Figure record listings
☆ ☆ ☆

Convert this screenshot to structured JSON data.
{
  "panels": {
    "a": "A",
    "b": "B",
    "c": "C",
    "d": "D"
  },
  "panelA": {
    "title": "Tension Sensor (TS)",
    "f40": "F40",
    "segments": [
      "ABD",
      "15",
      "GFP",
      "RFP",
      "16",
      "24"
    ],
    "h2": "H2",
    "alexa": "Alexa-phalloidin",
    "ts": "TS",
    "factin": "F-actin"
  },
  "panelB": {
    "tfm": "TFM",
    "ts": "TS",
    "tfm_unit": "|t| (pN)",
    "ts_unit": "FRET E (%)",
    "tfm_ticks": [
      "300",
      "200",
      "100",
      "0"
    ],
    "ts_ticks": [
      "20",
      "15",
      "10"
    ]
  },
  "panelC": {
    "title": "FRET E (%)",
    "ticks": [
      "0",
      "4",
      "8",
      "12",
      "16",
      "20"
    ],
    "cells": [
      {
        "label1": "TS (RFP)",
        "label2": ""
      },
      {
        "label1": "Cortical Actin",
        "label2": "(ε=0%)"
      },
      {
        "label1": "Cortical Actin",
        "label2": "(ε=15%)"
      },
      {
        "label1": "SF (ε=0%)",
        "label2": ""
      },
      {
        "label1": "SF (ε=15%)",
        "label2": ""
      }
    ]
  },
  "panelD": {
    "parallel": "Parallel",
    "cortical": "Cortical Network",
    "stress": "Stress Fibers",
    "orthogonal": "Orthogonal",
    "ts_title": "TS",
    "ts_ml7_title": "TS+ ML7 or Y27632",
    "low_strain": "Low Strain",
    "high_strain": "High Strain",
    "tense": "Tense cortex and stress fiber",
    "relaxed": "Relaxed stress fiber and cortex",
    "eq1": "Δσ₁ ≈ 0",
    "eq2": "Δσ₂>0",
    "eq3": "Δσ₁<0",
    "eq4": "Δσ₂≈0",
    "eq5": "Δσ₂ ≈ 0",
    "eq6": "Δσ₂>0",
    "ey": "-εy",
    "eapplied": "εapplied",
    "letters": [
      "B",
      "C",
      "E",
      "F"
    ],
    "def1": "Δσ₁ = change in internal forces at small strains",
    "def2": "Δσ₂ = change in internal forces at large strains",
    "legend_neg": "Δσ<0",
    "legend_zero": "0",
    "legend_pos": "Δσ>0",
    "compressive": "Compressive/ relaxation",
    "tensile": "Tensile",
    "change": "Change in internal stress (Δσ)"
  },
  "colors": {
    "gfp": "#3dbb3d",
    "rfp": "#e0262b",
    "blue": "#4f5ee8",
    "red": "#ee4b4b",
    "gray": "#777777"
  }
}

☆ ☆ ☆

Set down all of the entries exactly, please.

> Reply to the exercise
Convert this screenshot to structured JSON data.
{
  "panels": {
    "a": "A",
    "b": "B",
    "c": "C",
    "d": "D"
  },
  "panelA": {
    "title": "Tension Sensor (TS)",
    "f40": "F40",
    "segments": [
      "ABD",
      "15",
      "GFP",
      "RFP",
      "16",
      "24"
    ],
    "h2": "H2",
    "alexa": "Alexa-phalloidin",
    "ts": "TS",
    "factin": "F-actin"
  },
  "panelB": {
    "tfm": "TFM",
    "ts": "TS",
    "tfm_unit": "|t| (pN)",
    "ts_unit": "FRET E (%)",
    "tfm_ticks": [
      "300",
      "200",
      "100",
      "0"
    ],
    "ts_ticks": [
      "20",
      "15",
      "10"
    ]
  },
  "panelC": {
    "title": "FRET E (%)",
    "ticks": [
      "0",
      "4",
      "8",
      "12",
      "16",
      "20"
    ],
    "cells": [
      {
        "label1": "TS (RFP)",
        "label2": ""
      },
      {
        "label1": "Cortical Actin",
        "label2": "(ε=0%)"
      },
      {
        "label1": "Cortical Actin",
        "label2": "(ε=15%)"
      },
      {
        "label1": "SF (ε=0%)",
        "label2": ""
      },
      {
        "label1": "SF (ε=15%)",
        "label2": ""
      }
    ]
  },
  "panelD": {
    "parallel": "Parallel",
    "cortical": "Cortical Network",
    "stress": "Stress Fibers",
    "orthogonal": "Orthogonal",
    "ts_title": "TS",
    "ts_ml7_title": "TS+ ML7 or Y27632",
    "low_strain": "Low Strain",
    "high_strain": "High Strain",
    "tense": "Tense cortex and stress fiber",
    "relaxed": "Relaxed stress fiber and cortex",
    "eq1": "Δσ₁ ≈ 0",
    "eq2": "Δσ₂>0",
    "eq3": "Δσ₁<0",
    "eq4": "Δσ₂≈0",
    "eq5": "Δσ₂ ≈ 0",
    "eq6": "Δσ₂>0",
    "ey": "-εy",
    "eapplied": "εapplied",
    "letters": [
      "B",
      "C",
      "E",
      "F"
    ],
    "def1": "Δσ₁ = change in internal forces at small strains",
    "def2": "Δσ₂ = change in internal forces at large strains",
    "legend_neg": "Δσ<0",
    "legend_zero": "0",
    "legend_pos": "Δσ>0",
    "compressive": "Compressive/ relaxation",
    "tensile": "Tensile",
    "change": "Change in internal stress (Δσ)"
  },
  "colors": {
    "gfp": "#3dbb3d",
    "rfp": "#e0262b",
    "blue": "#4f5ee8",
    "red": "#ee4b4b",
    "gray": "#777777"
  }
}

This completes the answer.